> [Brief]: In the entries below, find the lines with the word "scruple" and copy them.

> [Supplied records]:
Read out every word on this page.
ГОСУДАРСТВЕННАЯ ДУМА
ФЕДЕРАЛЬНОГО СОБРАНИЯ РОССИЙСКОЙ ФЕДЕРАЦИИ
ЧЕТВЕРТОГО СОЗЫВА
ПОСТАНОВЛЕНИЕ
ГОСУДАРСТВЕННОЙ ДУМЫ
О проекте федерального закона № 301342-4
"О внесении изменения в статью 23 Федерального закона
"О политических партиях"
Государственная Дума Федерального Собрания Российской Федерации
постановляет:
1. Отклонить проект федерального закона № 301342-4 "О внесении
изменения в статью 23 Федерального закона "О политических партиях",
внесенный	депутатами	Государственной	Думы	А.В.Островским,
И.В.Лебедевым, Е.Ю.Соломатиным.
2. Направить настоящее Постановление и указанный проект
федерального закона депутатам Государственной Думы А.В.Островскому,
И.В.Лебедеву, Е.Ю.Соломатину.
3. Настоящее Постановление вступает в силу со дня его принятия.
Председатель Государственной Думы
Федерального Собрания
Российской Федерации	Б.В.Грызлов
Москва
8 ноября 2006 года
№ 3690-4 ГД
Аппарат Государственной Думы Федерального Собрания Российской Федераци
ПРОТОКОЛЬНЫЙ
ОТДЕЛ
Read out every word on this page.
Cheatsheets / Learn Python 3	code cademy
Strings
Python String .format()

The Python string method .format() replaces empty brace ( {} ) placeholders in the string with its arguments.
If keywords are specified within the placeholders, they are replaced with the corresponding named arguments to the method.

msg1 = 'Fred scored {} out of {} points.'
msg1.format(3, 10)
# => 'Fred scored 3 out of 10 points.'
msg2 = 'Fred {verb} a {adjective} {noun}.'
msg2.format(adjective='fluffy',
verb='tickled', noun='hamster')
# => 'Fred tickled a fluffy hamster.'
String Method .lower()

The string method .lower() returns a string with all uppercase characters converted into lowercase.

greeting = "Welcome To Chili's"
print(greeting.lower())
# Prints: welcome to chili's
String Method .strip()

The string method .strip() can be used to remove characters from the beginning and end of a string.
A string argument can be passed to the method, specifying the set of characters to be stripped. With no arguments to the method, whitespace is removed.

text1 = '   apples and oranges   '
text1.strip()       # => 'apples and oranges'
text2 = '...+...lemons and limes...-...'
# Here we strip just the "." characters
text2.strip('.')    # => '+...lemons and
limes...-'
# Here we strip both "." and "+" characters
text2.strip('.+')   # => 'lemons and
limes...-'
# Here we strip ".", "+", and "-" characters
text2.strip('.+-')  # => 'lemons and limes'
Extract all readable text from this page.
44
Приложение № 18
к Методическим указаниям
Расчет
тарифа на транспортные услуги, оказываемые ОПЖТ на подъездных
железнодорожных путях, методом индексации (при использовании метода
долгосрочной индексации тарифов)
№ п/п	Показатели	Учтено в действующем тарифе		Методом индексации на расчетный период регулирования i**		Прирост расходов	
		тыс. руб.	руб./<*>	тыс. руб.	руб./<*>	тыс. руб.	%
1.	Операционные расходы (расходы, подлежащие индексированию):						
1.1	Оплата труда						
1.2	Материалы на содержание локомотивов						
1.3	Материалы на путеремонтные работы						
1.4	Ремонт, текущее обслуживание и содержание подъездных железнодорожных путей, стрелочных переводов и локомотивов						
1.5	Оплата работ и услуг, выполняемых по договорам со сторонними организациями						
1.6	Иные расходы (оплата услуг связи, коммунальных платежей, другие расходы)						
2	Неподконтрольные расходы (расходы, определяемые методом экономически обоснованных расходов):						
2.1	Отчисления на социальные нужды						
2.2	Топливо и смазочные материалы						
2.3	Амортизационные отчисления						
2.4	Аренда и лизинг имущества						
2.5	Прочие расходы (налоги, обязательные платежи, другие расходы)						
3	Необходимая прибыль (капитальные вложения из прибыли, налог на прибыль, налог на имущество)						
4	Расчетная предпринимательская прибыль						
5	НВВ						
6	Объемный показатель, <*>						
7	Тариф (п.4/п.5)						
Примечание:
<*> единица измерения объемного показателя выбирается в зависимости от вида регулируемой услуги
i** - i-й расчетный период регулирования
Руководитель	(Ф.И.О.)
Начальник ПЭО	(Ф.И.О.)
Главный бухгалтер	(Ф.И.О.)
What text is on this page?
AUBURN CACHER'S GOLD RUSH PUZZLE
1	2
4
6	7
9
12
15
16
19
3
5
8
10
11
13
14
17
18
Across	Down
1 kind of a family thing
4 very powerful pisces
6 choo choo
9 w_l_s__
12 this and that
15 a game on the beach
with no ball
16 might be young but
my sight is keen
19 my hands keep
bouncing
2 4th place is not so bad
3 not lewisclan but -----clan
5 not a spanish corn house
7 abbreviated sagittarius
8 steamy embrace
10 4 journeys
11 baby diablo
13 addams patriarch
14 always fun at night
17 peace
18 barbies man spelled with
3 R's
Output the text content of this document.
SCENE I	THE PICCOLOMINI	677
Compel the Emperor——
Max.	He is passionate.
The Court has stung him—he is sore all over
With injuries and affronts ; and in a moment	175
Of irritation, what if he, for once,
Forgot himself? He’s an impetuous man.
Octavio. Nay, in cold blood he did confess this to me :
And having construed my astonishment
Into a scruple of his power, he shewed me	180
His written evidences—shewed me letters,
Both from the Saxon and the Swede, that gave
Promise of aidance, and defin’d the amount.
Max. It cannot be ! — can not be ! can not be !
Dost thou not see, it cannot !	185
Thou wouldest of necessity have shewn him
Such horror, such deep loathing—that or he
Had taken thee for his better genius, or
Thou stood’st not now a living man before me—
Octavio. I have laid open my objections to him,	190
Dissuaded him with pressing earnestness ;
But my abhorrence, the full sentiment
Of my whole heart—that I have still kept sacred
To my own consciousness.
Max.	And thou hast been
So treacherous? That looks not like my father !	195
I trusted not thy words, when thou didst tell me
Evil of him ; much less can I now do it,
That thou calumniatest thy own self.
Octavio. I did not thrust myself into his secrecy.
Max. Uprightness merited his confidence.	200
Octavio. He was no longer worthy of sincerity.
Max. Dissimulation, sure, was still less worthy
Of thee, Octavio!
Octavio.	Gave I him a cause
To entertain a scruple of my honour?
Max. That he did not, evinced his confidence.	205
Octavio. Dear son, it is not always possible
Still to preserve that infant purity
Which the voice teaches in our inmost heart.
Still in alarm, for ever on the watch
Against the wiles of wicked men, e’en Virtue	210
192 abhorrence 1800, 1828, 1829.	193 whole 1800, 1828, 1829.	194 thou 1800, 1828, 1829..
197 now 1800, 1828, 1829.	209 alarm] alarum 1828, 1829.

> [Final answer]:
Into a scruple of his power, he shewed me	180
To entertain a scruple of my honour?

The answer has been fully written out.